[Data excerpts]
*-*-*
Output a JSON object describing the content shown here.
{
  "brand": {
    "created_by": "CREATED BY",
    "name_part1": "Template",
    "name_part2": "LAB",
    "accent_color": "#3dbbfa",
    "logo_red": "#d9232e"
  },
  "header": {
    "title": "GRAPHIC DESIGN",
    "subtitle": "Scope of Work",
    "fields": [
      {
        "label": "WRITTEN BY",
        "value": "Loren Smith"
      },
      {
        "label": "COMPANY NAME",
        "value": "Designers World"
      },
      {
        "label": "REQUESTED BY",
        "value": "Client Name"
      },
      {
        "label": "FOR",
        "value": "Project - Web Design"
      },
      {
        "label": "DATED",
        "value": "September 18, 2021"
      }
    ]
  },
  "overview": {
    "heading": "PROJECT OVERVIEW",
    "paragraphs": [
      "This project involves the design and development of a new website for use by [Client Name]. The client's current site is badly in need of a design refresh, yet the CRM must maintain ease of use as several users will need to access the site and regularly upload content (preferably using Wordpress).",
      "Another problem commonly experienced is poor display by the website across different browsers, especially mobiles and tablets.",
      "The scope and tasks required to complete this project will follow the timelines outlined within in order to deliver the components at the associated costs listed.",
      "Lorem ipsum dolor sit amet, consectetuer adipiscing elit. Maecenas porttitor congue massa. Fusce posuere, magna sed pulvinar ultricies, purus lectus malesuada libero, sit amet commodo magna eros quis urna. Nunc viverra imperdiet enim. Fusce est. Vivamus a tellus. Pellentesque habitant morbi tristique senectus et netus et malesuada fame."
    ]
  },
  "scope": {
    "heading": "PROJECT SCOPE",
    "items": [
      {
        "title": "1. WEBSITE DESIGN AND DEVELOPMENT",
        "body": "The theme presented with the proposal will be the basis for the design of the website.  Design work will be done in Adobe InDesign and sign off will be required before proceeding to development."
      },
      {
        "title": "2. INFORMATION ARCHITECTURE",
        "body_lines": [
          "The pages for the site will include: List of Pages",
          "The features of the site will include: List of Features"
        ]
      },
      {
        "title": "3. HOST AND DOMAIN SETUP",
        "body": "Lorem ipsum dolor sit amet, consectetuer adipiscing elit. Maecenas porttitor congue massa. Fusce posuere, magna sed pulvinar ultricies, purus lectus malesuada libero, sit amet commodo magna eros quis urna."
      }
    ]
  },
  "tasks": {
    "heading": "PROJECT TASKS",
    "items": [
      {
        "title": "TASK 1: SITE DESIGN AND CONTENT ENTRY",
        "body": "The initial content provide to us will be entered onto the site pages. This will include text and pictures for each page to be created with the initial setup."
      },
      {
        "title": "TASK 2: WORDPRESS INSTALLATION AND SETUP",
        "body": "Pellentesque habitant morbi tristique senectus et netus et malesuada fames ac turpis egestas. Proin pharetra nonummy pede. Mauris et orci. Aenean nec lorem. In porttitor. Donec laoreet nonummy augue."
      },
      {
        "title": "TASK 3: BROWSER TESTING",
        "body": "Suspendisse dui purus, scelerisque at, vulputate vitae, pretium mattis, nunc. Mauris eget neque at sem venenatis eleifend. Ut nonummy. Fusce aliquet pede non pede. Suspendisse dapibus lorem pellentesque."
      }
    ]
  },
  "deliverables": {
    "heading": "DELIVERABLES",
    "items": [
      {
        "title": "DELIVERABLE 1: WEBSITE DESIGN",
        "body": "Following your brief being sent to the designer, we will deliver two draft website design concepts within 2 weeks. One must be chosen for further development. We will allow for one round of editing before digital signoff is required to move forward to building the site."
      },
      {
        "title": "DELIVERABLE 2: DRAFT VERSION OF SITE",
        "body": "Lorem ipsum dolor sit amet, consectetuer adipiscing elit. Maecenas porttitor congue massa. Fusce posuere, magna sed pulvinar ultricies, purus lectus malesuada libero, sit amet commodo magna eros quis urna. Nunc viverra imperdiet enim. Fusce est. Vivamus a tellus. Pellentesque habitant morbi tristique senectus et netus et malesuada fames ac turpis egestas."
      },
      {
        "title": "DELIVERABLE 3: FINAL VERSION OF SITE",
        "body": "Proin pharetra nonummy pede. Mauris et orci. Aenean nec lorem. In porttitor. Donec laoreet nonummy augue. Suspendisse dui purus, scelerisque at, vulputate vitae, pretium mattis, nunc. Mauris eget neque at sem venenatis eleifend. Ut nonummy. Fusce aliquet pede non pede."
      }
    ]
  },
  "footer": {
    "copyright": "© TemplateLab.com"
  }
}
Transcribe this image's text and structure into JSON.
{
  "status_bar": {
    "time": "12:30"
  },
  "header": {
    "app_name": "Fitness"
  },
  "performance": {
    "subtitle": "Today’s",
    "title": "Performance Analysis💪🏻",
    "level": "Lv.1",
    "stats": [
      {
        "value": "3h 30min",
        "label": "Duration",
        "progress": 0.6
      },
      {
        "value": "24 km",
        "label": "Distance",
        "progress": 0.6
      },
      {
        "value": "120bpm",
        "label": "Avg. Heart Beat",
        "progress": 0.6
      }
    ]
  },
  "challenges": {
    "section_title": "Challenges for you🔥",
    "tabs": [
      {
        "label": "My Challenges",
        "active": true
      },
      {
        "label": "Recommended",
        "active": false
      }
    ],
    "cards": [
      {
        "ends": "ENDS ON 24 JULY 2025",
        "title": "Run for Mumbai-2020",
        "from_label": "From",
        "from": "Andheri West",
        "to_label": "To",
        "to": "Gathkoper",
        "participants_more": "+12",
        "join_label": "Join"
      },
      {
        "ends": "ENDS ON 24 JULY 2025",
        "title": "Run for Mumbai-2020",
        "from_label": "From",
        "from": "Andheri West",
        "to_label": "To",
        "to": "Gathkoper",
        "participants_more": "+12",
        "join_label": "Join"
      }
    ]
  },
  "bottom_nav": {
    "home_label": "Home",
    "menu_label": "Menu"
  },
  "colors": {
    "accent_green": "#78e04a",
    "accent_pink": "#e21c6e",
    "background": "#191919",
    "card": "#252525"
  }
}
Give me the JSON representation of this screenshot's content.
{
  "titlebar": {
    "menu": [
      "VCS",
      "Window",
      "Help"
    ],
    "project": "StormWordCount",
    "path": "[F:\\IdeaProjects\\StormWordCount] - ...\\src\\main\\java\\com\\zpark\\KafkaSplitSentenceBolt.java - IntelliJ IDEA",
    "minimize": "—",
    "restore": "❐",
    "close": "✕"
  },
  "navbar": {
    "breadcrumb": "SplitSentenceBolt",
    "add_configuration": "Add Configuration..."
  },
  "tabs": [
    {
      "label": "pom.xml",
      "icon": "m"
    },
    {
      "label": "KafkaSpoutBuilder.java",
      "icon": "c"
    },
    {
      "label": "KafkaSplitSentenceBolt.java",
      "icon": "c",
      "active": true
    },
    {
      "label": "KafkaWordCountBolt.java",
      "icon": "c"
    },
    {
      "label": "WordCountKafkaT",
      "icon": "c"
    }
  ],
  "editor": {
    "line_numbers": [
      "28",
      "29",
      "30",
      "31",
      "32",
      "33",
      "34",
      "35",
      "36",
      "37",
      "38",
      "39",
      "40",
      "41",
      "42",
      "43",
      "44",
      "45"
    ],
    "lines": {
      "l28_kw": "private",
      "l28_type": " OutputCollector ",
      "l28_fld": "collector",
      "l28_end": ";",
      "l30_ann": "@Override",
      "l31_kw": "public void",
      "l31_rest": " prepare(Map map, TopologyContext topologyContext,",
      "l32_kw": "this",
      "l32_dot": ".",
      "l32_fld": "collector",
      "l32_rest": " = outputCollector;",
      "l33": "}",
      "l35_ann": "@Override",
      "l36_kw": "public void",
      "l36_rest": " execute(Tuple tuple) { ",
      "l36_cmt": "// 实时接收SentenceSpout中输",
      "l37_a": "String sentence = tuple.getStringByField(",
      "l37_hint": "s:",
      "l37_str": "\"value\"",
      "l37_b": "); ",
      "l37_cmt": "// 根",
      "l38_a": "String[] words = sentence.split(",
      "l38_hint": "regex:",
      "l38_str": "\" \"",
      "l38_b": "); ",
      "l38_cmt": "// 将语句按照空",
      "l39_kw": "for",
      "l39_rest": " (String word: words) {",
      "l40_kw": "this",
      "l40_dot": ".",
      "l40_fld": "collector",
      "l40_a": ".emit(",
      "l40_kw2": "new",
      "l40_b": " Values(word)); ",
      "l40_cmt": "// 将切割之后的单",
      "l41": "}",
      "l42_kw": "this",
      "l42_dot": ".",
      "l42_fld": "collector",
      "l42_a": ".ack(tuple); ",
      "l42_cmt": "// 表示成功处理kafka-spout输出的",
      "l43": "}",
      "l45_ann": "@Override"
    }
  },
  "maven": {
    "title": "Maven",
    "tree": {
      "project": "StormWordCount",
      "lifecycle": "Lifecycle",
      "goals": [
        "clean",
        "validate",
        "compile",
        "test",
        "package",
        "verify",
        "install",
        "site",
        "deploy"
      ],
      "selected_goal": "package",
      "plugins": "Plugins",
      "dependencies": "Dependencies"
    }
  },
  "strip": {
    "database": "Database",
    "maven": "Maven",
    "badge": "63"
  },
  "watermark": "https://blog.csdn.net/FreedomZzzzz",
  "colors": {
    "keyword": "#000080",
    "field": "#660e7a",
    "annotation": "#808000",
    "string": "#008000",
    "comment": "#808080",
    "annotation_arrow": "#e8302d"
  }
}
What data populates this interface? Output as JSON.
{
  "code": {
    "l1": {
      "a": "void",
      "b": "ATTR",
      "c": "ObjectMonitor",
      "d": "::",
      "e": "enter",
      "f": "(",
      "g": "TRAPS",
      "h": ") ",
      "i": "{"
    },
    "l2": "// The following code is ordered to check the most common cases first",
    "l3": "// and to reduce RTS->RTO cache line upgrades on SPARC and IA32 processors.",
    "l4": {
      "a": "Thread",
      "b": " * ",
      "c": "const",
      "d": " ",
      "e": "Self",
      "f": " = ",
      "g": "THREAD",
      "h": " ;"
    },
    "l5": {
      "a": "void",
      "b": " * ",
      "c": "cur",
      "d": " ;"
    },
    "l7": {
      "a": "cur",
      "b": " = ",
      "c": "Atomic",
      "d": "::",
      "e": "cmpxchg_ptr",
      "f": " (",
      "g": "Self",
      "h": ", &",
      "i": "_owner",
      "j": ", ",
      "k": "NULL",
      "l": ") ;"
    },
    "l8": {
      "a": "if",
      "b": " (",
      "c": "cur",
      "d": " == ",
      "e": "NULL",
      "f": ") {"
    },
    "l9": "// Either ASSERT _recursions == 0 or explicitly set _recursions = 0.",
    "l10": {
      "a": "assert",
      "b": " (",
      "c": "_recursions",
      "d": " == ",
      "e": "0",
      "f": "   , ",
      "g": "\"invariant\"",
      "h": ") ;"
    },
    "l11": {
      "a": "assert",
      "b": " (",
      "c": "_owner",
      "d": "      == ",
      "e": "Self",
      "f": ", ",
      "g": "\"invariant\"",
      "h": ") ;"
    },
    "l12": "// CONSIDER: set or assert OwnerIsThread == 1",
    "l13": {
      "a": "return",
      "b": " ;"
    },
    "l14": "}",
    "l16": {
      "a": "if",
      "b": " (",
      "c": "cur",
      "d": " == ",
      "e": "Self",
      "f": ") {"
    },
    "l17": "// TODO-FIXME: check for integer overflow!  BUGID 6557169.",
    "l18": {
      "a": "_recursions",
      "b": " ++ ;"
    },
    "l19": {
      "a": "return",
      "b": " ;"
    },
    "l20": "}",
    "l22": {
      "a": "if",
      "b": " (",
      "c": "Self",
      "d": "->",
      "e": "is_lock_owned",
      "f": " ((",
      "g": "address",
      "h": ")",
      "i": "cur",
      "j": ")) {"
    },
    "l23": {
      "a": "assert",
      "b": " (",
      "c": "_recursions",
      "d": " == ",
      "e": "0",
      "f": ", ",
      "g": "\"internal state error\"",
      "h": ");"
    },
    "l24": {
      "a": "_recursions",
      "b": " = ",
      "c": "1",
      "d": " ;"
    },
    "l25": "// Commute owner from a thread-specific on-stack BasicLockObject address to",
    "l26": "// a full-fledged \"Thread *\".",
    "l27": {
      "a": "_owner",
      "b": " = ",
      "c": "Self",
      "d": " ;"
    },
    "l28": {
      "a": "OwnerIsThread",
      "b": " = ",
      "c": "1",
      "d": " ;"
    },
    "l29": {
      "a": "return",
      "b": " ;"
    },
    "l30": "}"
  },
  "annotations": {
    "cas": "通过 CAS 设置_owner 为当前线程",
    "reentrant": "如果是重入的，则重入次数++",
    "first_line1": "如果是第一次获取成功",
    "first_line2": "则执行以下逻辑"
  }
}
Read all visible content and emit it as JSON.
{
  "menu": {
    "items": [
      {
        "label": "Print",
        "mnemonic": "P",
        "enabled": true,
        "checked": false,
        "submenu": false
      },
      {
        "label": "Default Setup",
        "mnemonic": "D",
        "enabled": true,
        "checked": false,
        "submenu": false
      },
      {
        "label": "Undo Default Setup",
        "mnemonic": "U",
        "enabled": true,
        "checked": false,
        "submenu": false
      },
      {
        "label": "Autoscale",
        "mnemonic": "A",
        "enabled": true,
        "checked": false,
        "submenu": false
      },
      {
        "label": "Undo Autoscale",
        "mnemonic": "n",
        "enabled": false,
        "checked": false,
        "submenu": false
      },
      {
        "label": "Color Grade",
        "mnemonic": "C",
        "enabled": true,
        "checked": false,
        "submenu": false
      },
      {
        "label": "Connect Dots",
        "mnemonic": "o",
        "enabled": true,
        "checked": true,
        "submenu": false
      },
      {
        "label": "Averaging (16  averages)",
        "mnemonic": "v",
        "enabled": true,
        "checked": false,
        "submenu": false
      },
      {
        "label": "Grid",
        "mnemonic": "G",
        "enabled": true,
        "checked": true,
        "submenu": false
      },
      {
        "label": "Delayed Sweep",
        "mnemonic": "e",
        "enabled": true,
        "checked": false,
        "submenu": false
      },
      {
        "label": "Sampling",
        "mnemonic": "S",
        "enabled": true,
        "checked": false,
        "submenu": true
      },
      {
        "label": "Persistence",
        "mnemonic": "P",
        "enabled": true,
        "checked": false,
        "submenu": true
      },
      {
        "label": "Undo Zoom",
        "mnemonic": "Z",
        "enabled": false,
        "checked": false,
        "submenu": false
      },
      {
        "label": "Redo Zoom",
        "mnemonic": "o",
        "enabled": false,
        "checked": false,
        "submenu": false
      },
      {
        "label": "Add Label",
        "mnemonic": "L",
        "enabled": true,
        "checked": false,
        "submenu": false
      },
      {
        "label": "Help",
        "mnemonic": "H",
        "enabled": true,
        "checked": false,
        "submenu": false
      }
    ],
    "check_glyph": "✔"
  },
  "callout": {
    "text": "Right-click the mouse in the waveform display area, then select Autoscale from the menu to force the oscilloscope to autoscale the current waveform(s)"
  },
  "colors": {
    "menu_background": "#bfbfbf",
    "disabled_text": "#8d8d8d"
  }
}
*-*-*
> _WORK TO DO_
Check all the records above and select each line where the string "orci" is found.

> _THE RESPONSE_
        "body": "Pellentesque habitant morbi tristique senectus et netus et malesuada fames ac turpis egestas. Proin pharetra nonummy pede. Mauris et orci. Aenean nec lorem. In porttitor. Donec laoreet nonummy augue."
        "body": "Proin pharetra nonummy pede. Mauris et orci. Aenean nec lorem. In porttitor. Donec laoreet nonummy augue. Suspendisse dui purus, scelerisque at, vulputate vitae, pretium mattis, nunc. Mauris eget neque at sem venenatis eleifend. Ut nonummy. Fusce aliquet pede non pede."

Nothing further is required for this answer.